*GIVEN REQUEST:*
In the records that follow, locate every line with "Туполева" and extract it.

*MATERIALS PROVIDED:*
- - - - - - -

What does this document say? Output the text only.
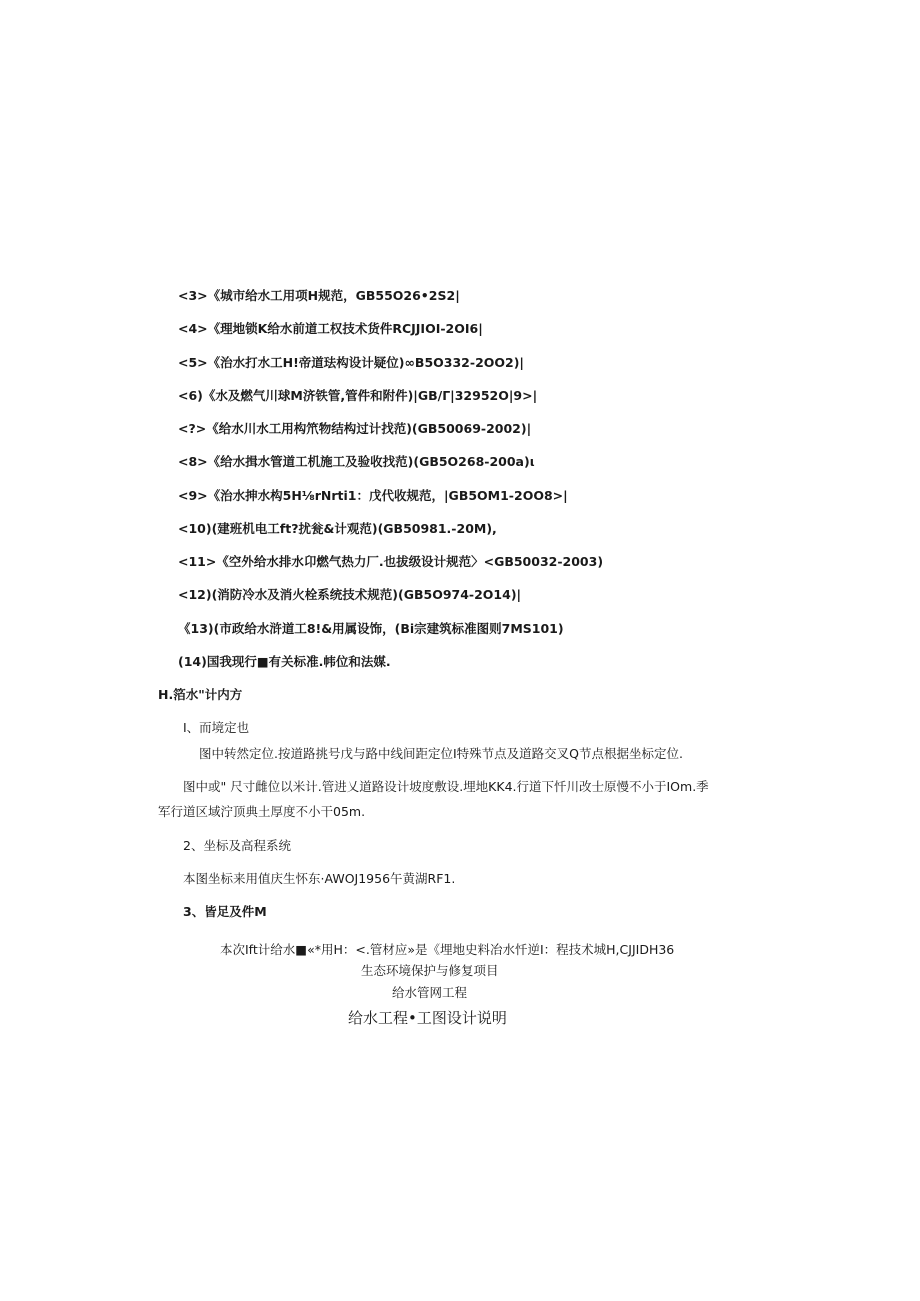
<3>《城市给水工用项H规范，GB55O26•2S2|
<4>《理地锁K给水前道工权技术货件RCJJIOI-2OI6|
<5>《治水打水工H!帝道珐构设计疑位)∞B5O332-2OO2)|
<6)《水及燃气川球M济铁管,管件和附件)|GB/Γ|32952O|9>|
<?>《给水川水工用构笊物结构过计找范)(GB50069-2002)|
<8>《给水揖水管道工机施工及验收找范)(GB5O268-200a)ι
<9>《治水抻水构5H⅛rNrti1：戊代收规范，|GB5OM1-2OO8>|
<10)(建班机电工ft?扰瓮&计观范)(GB50981.-20M),
<11>《空外给水排水卬燃气热力厂.也拔级设计规范〉<GB50032-2003)
<12)(消防冷水及消火栓系统技术规范)(GB5O974-2O14)|
《13)(市政给水浒道工8!&用属设饰，(Bi宗建筑标准图则7MS101)
(14)国我现行■有关标准.帏位和法媒.
H.箔水"计内方
I、而境定也
图中转然定位.按道路挑号戊与路中线间距定位I特殊节点及道路交叉Q节点根据坐标定位.
图中或" 尺寸雌位以米计.管进乂道路设计坡度敷设.埋地KK4.行道下忏川改士原慢不小于IOm.季
军行道区域泞顶典土厚度不小干05m.
2、坐标及高程系统
本图坐标来用值庆生怀东·AWOJ1956午黄湖RF1.
3、皆足及件M
本次Ift计给水■«*用H：<.管材应»是《埋地史料冶水忏逆I：程技术城H,CJJIDH36
生态环境保护与修复项目
给水管网工程
给水工程•工图设计说明
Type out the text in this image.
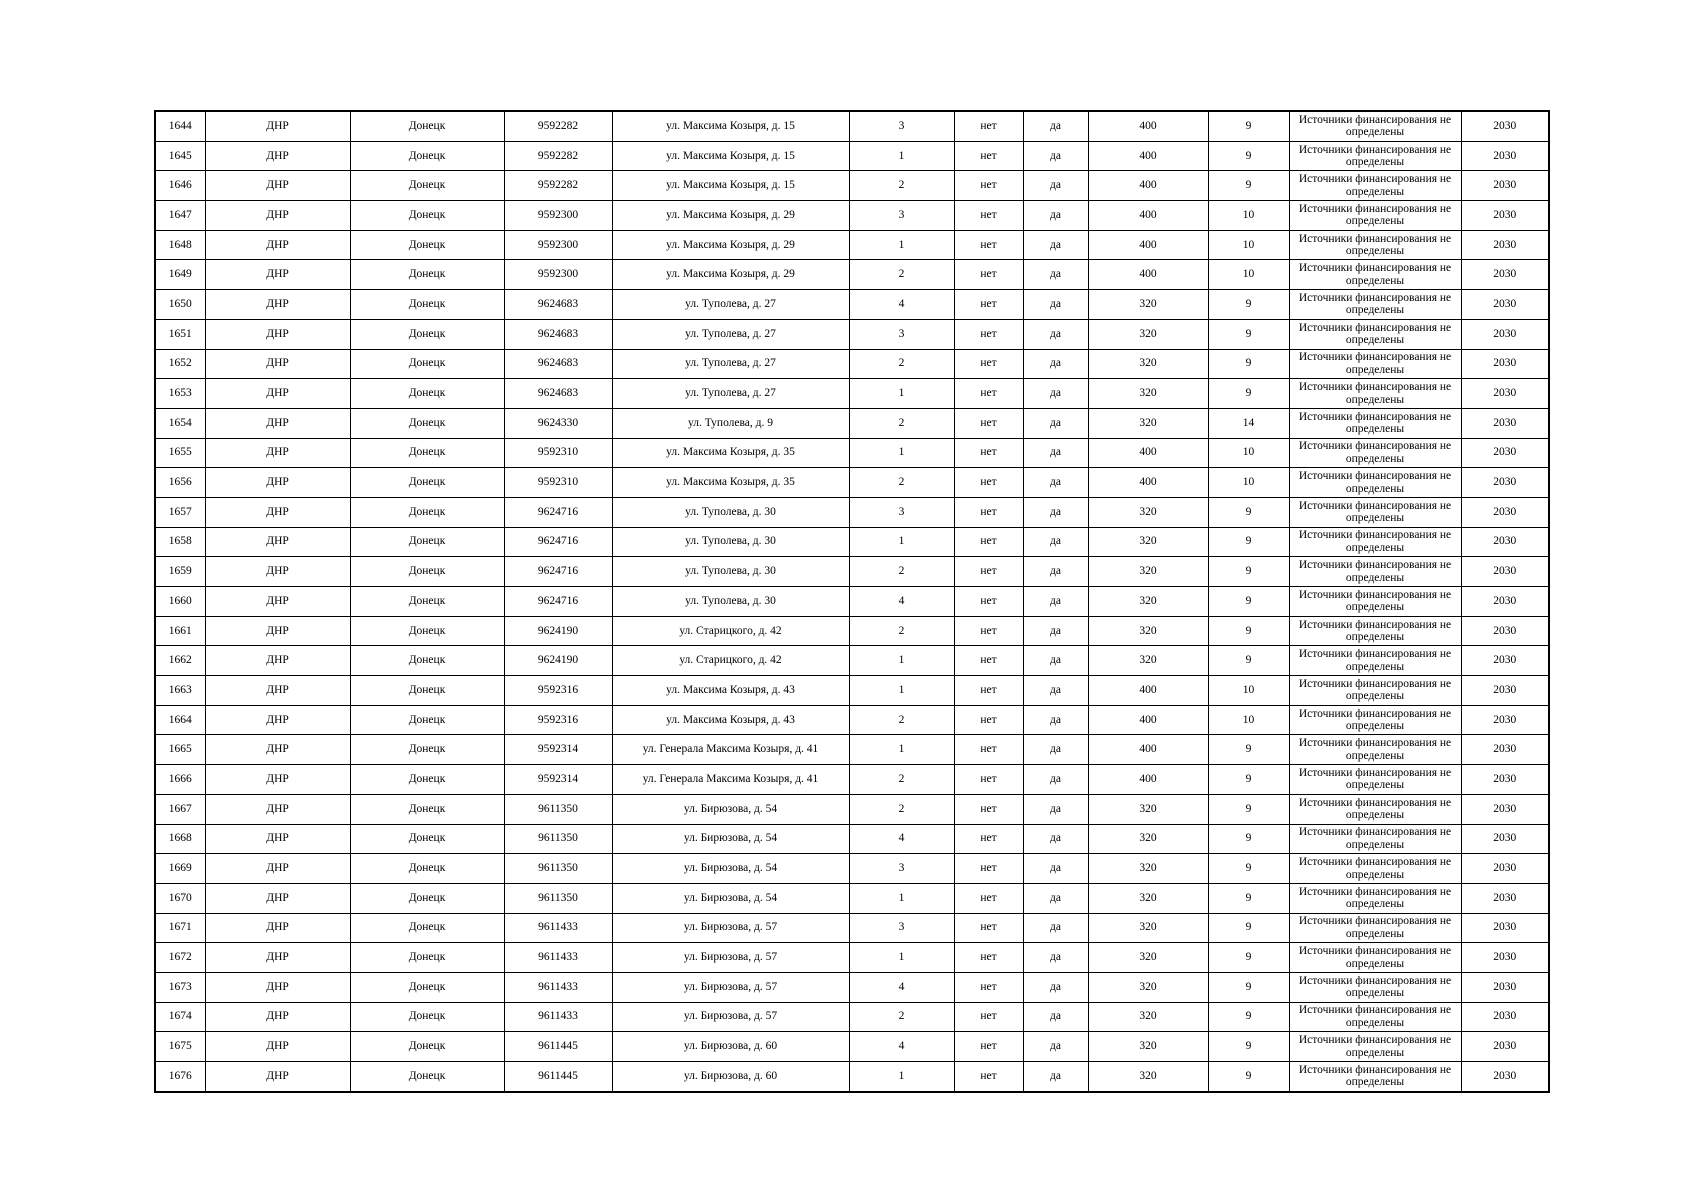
1644	ДНР	Донецк	9592282	ул. Максима Козыря, д. 15	3	нет	да	400	9	Источники финансирования не определены	2030
1645	ДНР	Донецк	9592282	ул. Максима Козыря, д. 15	1	нет	да	400	9	Источники финансирования не определены	2030
1646	ДНР	Донецк	9592282	ул. Максима Козыря, д. 15	2	нет	да	400	9	Источники финансирования не определены	2030
1647	ДНР	Донецк	9592300	ул. Максима Козыря, д. 29	3	нет	да	400	10	Источники финансирования не определены	2030
1648	ДНР	Донецк	9592300	ул. Максима Козыря, д. 29	1	нет	да	400	10	Источники финансирования не определены	2030
1649	ДНР	Донецк	9592300	ул. Максима Козыря, д. 29	2	нет	да	400	10	Источники финансирования не определены	2030
1650	ДНР	Донецк	9624683	ул. Туполева, д. 27	4	нет	да	320	9	Источники финансирования не определены	2030
1651	ДНР	Донецк	9624683	ул. Туполева, д. 27	3	нет	да	320	9	Источники финансирования не определены	2030
1652	ДНР	Донецк	9624683	ул. Туполева, д. 27	2	нет	да	320	9	Источники финансирования не определены	2030
1653	ДНР	Донецк	9624683	ул. Туполева, д. 27	1	нет	да	320	9	Источники финансирования не определены	2030
1654	ДНР	Донецк	9624330	ул. Туполева, д. 9	2	нет	да	320	14	Источники финансирования не определены	2030
1655	ДНР	Донецк	9592310	ул. Максима Козыря, д. 35	1	нет	да	400	10	Источники финансирования не определены	2030
1656	ДНР	Донецк	9592310	ул. Максима Козыря, д. 35	2	нет	да	400	10	Источники финансирования не определены	2030
1657	ДНР	Донецк	9624716	ул. Туполева, д. 30	3	нет	да	320	9	Источники финансирования не определены	2030
1658	ДНР	Донецк	9624716	ул. Туполева, д. 30	1	нет	да	320	9	Источники финансирования не определены	2030
1659	ДНР	Донецк	9624716	ул. Туполева, д. 30	2	нет	да	320	9	Источники финансирования не определены	2030
1660	ДНР	Донецк	9624716	ул. Туполева, д. 30	4	нет	да	320	9	Источники финансирования не определены	2030
1661	ДНР	Донецк	9624190	ул. Старицкого, д. 42	2	нет	да	320	9	Источники финансирования не определены	2030
1662	ДНР	Донецк	9624190	ул. Старицкого, д. 42	1	нет	да	320	9	Источники финансирования не определены	2030
1663	ДНР	Донецк	9592316	ул. Максима Козыря, д. 43	1	нет	да	400	10	Источники финансирования не определены	2030
1664	ДНР	Донецк	9592316	ул. Максима Козыря, д. 43	2	нет	да	400	10	Источники финансирования не определены	2030
1665	ДНР	Донецк	9592314	ул. Генерала Максима Козыря, д. 41	1	нет	да	400	9	Источники финансирования не определены	2030
1666	ДНР	Донецк	9592314	ул. Генерала Максима Козыря, д. 41	2	нет	да	400	9	Источники финансирования не определены	2030
1667	ДНР	Донецк	9611350	ул. Бирюзова, д. 54	2	нет	да	320	9	Источники финансирования не определены	2030
1668	ДНР	Донецк	9611350	ул. Бирюзова, д. 54	4	нет	да	320	9	Источники финансирования не определены	2030
1669	ДНР	Донецк	9611350	ул. Бирюзова, д. 54	3	нет	да	320	9	Источники финансирования не определены	2030
1670	ДНР	Донецк	9611350	ул. Бирюзова, д. 54	1	нет	да	320	9	Источники финансирования не определены	2030
1671	ДНР	Донецк	9611433	ул. Бирюзова, д. 57	3	нет	да	320	9	Источники финансирования не определены	2030
1672	ДНР	Донецк	9611433	ул. Бирюзова, д. 57	1	нет	да	320	9	Источники финансирования не определены	2030
1673	ДНР	Донецк	9611433	ул. Бирюзова, д. 57	4	нет	да	320	9	Источники финансирования не определены	2030
1674	ДНР	Донецк	9611433	ул. Бирюзова, д. 57	2	нет	да	320	9	Источники финансирования не определены	2030
1675	ДНР	Донецк	9611445	ул. Бирюзова, д. 60	4	нет	да	320	9	Источники финансирования не определены	2030
1676	ДНР	Донецк	9611445	ул. Бирюзова, д. 60	1	нет	да	320	9	Источники финансирования не определены	2030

- - - - - - -

*SOLUTION TO THIS TASK:*
1650	ДНР	Донецк	9624683	ул. Туполева, д. 27	4	нет	да	320	9	Источники финансирования не определены	2030
1651	ДНР	Донецк	9624683	ул. Туполева, д. 27	3	нет	да	320	9	Источники финансирования не определены	2030
1652	ДНР	Донецк	9624683	ул. Туполева, д. 27	2	нет	да	320	9	Источники финансирования не определены	2030
1653	ДНР	Донецк	9624683	ул. Туполева, д. 27	1	нет	да	320	9	Источники финансирования не определены	2030
1654	ДНР	Донецк	9624330	ул. Туполева, д. 9	2	нет	да	320	14	Источники финансирования не определены	2030
1657	ДНР	Донецк	9624716	ул. Туполева, д. 30	3	нет	да	320	9	Источники финансирования не определены	2030
1658	ДНР	Донецк	9624716	ул. Туполева, д. 30	1	нет	да	320	9	Источники финансирования не определены	2030
1659	ДНР	Донецк	9624716	ул. Туполева, д. 30	2	нет	да	320	9	Источники финансирования не определены	2030
1660	ДНР	Донецк	9624716	ул. Туполева, д. 30	4	нет	да	320	9	Источники финансирования не определены	2030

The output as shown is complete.